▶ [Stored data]
· · · · ·
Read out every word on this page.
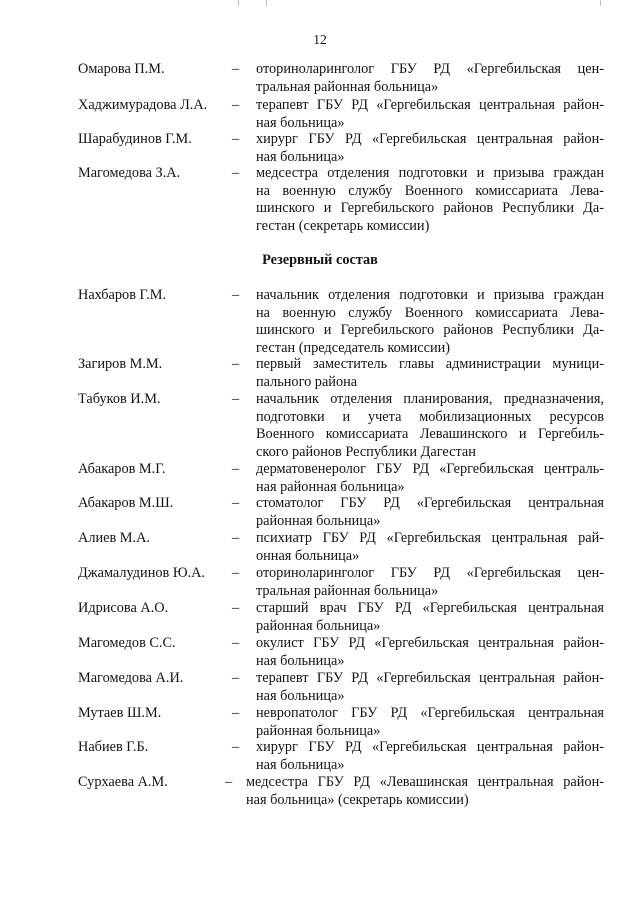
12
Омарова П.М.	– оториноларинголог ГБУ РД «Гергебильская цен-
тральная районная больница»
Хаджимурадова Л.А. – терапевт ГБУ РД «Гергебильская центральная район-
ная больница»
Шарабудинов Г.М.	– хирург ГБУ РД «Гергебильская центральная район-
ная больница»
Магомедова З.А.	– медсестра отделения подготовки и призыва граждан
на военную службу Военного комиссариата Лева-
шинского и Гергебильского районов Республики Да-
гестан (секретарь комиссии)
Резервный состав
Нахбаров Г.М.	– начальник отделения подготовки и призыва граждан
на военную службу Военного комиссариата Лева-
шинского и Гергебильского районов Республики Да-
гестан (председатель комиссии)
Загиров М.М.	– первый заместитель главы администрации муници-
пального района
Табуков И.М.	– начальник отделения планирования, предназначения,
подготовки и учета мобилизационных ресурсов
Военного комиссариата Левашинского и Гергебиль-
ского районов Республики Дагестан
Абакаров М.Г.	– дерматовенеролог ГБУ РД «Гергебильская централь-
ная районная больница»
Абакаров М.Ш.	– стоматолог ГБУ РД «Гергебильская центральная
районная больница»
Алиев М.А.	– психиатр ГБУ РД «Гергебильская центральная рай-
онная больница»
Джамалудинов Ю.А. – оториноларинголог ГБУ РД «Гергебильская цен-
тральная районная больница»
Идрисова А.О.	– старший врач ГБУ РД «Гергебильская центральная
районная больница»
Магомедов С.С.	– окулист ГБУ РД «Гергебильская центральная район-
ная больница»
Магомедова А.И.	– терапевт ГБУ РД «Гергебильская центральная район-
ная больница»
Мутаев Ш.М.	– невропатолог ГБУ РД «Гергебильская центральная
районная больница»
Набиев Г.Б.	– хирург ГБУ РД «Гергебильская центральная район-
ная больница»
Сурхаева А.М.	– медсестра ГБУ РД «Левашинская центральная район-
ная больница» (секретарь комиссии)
· · · · ·
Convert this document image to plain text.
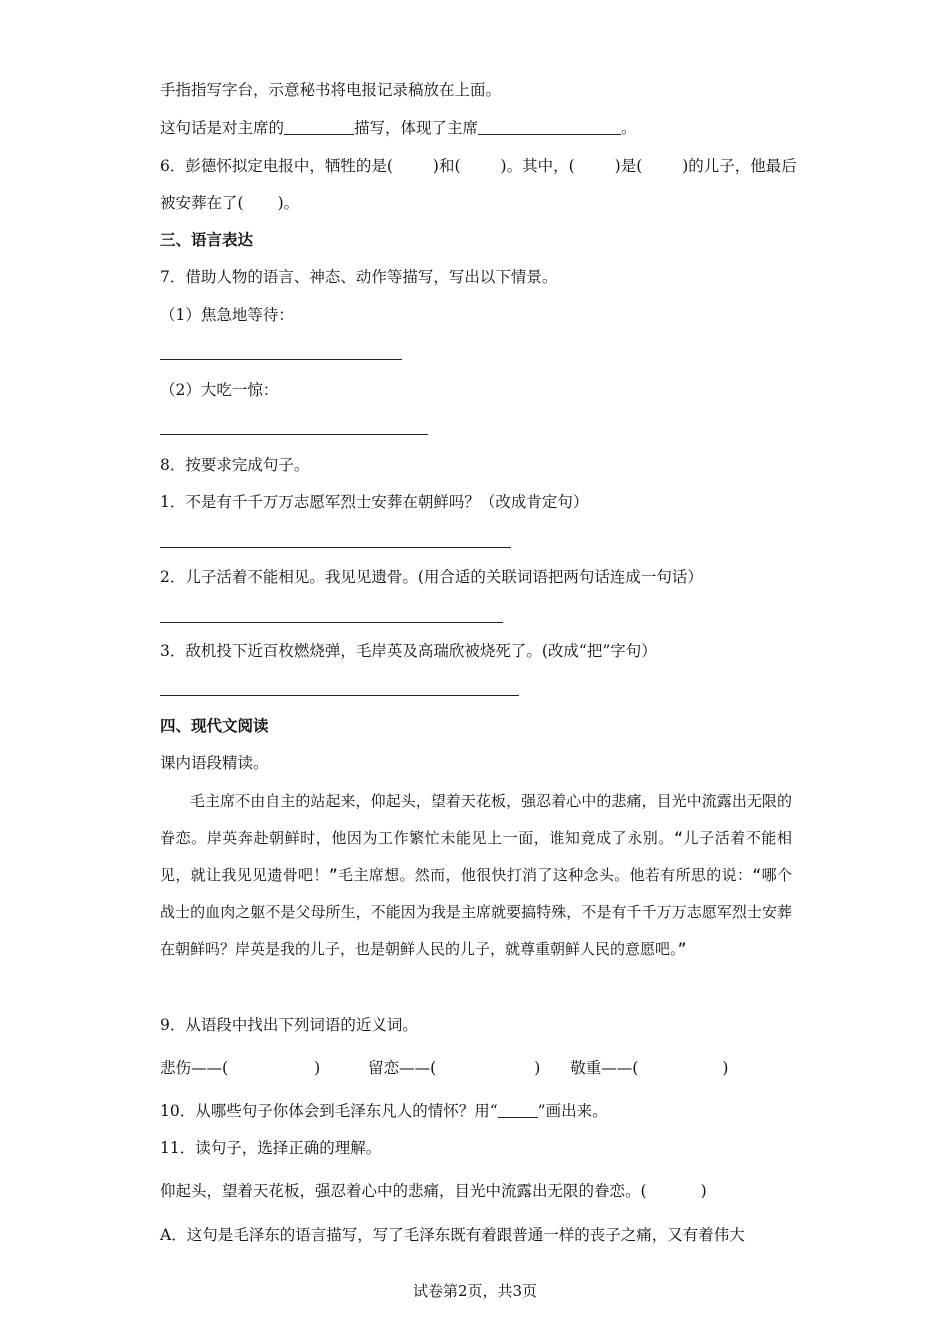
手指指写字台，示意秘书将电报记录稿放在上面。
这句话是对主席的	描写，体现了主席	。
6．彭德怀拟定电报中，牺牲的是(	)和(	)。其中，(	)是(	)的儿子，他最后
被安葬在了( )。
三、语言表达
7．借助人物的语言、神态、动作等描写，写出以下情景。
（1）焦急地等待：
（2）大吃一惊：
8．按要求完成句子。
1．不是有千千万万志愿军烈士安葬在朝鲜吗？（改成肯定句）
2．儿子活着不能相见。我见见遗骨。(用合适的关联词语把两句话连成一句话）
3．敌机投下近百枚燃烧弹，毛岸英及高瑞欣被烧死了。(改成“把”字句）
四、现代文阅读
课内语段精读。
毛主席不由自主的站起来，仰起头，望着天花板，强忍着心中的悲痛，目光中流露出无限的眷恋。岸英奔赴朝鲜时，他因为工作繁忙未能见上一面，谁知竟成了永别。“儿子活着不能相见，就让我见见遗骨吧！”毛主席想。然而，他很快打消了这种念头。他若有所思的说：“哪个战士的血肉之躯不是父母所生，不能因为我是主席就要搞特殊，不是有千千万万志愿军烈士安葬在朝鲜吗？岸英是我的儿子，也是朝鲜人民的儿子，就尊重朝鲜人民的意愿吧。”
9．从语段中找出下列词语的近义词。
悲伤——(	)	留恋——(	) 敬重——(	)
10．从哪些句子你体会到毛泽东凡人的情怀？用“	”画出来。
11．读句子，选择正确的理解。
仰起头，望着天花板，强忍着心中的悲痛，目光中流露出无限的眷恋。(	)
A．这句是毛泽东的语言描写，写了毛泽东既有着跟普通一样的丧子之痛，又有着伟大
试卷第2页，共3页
· · · · ·
▶ [Exercise goal]
Display every line of the listing that contains the string "this".

▶ [Reply]
Read out every word on this page.
Convert this document image to plain text.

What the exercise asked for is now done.